STATED PROBLEM => Which lines below hold the word "ROAD"? Copy all of them.

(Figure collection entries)
──────────────────────────────

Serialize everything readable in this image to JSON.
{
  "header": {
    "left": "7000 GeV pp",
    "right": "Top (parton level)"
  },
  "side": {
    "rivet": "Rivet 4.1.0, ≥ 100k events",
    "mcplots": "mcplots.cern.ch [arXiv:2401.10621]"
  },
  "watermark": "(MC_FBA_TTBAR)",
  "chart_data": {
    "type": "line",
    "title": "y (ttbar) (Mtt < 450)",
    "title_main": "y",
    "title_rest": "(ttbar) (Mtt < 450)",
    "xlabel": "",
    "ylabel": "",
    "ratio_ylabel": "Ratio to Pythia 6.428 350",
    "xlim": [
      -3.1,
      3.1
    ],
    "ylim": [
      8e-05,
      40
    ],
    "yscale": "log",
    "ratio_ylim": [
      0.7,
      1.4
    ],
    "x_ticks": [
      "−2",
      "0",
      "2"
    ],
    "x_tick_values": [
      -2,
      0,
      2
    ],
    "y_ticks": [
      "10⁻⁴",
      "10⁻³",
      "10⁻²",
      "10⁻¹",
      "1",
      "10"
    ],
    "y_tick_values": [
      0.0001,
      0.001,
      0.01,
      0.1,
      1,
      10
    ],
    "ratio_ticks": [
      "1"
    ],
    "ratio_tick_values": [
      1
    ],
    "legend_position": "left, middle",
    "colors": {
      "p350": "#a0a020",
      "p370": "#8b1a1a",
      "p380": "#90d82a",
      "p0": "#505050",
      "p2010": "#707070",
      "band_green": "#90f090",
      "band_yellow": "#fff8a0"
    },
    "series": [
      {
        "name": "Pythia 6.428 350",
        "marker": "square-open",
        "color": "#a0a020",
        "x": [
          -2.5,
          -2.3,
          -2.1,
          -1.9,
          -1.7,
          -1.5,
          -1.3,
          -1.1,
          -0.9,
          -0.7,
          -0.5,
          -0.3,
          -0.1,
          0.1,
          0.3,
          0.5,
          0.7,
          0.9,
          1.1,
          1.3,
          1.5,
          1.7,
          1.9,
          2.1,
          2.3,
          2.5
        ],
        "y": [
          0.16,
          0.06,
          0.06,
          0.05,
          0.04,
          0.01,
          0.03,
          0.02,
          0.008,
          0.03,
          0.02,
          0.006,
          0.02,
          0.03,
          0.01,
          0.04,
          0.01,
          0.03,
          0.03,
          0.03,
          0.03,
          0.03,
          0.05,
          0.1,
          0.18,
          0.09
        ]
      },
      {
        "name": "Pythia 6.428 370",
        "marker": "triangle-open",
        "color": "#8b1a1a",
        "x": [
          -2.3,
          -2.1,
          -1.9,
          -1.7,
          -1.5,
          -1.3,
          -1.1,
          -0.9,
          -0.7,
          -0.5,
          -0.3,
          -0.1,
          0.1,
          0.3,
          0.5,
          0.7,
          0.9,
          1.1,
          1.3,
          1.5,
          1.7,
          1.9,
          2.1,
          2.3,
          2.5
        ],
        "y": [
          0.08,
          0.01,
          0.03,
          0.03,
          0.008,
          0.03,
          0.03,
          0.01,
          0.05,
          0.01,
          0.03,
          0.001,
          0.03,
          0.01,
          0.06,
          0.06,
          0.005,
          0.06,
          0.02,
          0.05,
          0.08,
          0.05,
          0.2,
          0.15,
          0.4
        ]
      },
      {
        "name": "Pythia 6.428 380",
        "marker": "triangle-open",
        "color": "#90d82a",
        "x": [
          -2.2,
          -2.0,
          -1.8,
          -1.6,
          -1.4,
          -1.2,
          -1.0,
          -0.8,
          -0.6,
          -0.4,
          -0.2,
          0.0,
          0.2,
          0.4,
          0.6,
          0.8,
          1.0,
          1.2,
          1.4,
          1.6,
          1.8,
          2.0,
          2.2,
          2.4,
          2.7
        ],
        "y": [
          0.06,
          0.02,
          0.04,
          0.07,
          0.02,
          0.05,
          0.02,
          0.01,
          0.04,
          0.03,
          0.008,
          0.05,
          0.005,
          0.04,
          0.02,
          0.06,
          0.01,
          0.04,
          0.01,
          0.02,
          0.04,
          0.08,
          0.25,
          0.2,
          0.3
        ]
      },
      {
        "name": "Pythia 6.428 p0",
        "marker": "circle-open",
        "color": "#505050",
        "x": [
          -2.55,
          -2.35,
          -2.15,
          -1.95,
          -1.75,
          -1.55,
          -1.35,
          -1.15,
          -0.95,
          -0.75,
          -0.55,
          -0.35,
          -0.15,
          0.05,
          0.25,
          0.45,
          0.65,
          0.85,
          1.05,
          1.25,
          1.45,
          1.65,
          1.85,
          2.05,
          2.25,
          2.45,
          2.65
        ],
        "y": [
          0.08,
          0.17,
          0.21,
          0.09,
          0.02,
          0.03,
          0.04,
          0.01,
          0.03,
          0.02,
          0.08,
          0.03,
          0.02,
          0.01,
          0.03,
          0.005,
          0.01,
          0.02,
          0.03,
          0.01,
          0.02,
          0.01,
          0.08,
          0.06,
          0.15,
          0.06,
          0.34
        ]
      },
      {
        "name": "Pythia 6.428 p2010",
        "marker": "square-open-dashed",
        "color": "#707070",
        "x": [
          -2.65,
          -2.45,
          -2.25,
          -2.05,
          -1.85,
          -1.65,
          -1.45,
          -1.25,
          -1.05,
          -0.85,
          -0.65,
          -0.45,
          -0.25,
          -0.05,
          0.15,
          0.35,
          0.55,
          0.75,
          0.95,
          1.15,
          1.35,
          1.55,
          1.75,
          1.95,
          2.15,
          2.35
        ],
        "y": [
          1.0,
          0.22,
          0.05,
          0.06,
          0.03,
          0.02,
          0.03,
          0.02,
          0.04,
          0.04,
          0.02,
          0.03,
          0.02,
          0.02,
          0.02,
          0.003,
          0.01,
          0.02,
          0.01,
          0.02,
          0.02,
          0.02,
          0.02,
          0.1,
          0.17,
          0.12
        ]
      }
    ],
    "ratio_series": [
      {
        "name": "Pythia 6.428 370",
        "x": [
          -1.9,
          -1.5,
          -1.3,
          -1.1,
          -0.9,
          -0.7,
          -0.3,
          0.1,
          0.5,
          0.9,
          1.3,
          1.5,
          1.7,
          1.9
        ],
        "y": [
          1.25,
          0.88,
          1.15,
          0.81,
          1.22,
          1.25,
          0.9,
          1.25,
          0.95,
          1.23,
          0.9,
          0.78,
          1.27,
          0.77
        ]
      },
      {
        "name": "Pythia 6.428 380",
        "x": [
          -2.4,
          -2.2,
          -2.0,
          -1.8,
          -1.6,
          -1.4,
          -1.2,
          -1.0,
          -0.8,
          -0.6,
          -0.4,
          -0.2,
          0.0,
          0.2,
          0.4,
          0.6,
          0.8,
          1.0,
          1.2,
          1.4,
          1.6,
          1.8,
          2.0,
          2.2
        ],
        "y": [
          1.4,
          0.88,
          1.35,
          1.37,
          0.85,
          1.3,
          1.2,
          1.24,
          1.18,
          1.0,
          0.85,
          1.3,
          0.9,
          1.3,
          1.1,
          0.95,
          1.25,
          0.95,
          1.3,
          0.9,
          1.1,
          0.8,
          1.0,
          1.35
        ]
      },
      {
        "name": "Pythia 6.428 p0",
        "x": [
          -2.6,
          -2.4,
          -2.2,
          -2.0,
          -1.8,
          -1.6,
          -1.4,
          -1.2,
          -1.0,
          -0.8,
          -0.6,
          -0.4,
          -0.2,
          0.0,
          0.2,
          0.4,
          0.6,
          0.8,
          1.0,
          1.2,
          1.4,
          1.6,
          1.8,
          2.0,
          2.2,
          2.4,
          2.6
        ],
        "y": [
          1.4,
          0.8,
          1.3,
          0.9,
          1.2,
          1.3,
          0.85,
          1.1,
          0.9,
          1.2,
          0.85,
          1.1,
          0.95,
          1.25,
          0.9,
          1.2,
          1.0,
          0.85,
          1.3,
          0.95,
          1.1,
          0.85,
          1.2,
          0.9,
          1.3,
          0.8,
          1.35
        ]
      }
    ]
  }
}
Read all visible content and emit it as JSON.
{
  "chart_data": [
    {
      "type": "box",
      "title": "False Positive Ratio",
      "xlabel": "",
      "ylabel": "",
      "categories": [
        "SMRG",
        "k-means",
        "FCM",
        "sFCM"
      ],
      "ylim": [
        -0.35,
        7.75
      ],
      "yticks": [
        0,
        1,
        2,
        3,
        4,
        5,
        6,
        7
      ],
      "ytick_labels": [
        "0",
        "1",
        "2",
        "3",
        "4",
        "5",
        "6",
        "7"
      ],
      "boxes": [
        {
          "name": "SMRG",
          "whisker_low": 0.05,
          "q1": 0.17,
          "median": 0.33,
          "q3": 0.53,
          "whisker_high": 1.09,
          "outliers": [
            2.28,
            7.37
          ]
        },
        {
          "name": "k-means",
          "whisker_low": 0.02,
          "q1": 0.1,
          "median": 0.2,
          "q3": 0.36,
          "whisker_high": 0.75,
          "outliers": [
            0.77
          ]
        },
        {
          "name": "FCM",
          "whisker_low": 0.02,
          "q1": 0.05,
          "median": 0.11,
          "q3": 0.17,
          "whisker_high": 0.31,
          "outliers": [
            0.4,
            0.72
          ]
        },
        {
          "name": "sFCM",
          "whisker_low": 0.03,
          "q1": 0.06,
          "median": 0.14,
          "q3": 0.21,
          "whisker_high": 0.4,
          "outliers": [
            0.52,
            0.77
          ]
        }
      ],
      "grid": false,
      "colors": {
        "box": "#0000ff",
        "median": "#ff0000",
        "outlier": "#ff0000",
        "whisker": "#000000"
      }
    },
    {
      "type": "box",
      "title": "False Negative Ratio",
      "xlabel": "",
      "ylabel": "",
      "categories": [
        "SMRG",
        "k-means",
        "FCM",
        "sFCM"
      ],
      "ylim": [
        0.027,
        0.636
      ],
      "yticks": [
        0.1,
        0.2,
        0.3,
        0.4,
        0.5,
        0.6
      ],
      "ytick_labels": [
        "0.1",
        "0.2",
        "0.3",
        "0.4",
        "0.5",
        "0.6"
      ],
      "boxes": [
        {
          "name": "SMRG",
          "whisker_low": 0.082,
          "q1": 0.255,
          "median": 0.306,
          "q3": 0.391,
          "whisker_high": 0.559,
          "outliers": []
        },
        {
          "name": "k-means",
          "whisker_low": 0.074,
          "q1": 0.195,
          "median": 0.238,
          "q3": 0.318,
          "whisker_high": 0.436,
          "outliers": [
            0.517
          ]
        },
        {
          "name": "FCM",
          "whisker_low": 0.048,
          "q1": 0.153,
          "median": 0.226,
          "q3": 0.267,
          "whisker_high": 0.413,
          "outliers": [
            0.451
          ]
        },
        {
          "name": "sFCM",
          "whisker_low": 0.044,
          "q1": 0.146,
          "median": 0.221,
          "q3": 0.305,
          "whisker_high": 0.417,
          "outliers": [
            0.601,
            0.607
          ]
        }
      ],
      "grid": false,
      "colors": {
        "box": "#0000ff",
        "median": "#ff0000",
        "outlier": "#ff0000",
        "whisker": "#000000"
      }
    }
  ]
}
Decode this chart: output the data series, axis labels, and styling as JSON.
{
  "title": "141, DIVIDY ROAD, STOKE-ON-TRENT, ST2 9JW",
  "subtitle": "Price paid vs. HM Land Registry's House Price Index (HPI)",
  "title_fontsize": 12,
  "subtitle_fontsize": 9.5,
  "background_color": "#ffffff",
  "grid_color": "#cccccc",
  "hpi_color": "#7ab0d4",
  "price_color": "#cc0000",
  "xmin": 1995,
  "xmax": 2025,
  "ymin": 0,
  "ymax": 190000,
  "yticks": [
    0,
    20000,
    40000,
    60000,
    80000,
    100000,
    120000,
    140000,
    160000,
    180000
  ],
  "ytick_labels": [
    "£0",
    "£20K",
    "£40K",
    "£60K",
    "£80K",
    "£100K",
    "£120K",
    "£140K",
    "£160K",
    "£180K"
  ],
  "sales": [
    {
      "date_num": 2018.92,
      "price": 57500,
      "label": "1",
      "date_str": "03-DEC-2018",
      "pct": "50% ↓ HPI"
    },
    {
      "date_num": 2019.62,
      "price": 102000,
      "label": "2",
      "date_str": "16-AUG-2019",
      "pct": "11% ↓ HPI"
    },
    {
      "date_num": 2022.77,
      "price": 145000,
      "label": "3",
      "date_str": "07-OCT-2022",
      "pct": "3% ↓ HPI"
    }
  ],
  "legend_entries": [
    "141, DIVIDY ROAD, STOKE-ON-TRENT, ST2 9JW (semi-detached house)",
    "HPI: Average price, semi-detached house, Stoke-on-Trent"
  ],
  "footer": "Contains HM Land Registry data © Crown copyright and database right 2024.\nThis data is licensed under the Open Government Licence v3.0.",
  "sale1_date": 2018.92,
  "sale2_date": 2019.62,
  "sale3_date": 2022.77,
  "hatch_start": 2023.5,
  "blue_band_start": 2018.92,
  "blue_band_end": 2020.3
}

──────────────────────────────

RESPONSE TO THIS EXERCISE =>
  "title": "141, DIVIDY ROAD, STOKE-ON-TRENT, ST2 9JW",
    "141, DIVIDY ROAD, STOKE-ON-TRENT, ST2 9JW (semi-detached house)",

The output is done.